Given information
* * * *

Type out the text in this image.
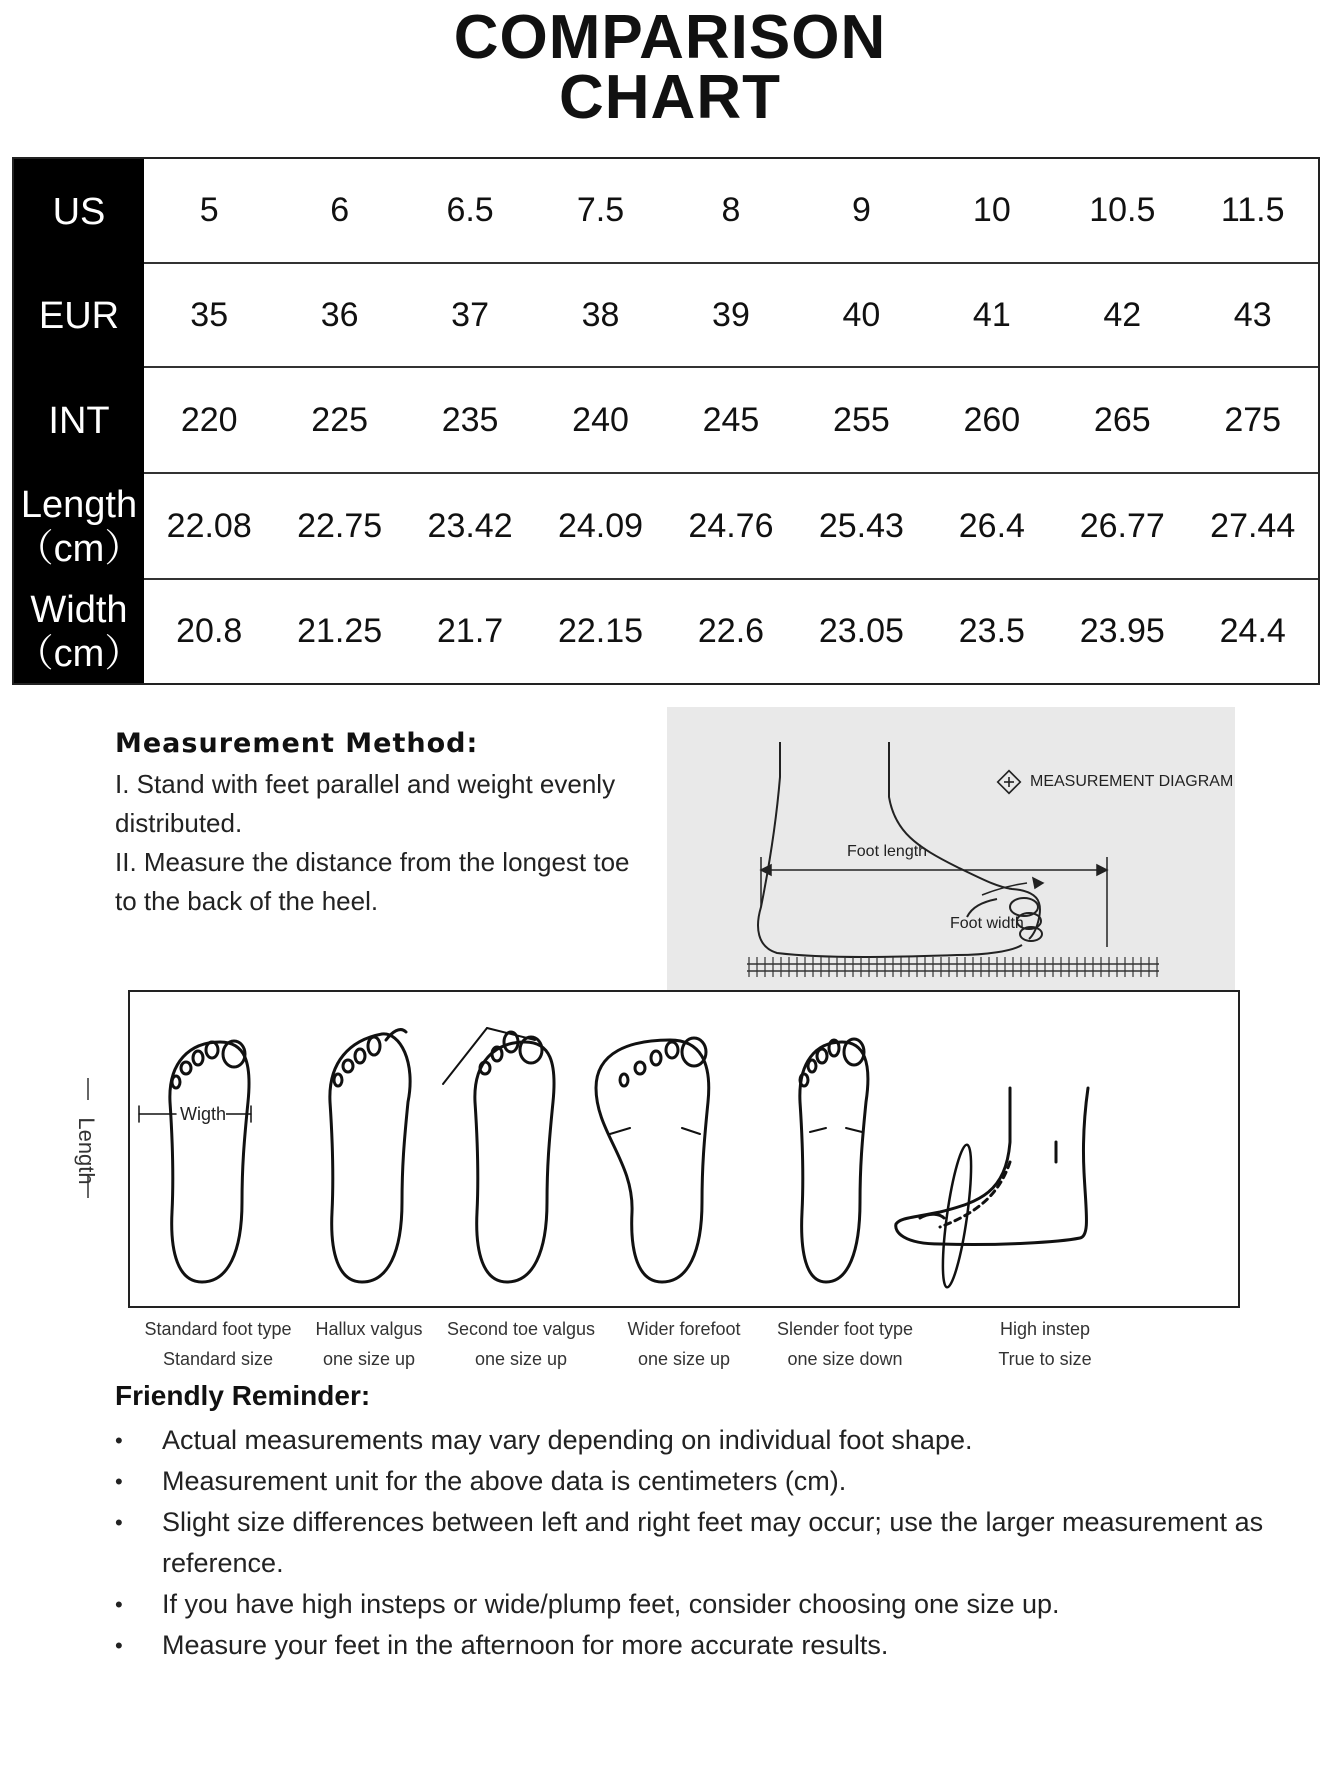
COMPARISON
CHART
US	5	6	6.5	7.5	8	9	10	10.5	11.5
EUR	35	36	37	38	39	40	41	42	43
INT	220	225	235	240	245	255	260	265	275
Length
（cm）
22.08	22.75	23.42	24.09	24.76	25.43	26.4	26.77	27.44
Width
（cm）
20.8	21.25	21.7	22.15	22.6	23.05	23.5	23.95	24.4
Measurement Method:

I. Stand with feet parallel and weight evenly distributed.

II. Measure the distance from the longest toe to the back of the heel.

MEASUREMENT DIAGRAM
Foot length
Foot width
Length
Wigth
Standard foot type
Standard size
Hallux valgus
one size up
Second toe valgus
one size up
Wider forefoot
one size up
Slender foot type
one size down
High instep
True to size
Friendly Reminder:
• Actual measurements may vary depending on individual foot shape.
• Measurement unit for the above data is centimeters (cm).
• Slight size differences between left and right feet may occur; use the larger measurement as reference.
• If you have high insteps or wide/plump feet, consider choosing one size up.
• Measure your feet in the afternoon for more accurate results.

* * * *

Do this
Write the listing out a second time exactly, dropping all images.

Reply to the task
Type out the text in this image.
COMPARISON
CHART
US	5	6	6.5	7.5	8	9	10	10.5	11.5
EUR	35	36	37	38	39	40	41	42	43
INT	220	225	235	240	245	255	260	265	275
Length
（cm）
22.08	22.75	23.42	24.09	24.76	25.43	26.4	26.77	27.44
Width
（cm）
20.8	21.25	21.7	22.15	22.6	23.05	23.5	23.95	24.4
Measurement Method:

I. Stand with feet parallel and weight evenly distributed.

II. Measure the distance from the longest toe to the back of the heel.

MEASUREMENT DIAGRAM
Foot length
Foot width
Length
Wigth
Standard foot type
Standard size
Hallux valgus
one size up
Second toe valgus
one size up
Wider forefoot
one size up
Slender foot type
one size down
High instep
True to size
Friendly Reminder:
• Actual measurements may vary depending on individual foot shape.
• Measurement unit for the above data is centimeters (cm).
• Slight size differences between left and right feet may occur; use the larger measurement as reference.
• If you have high insteps or wide/plump feet, consider choosing one size up.
• Measure your feet in the afternoon for more accurate results.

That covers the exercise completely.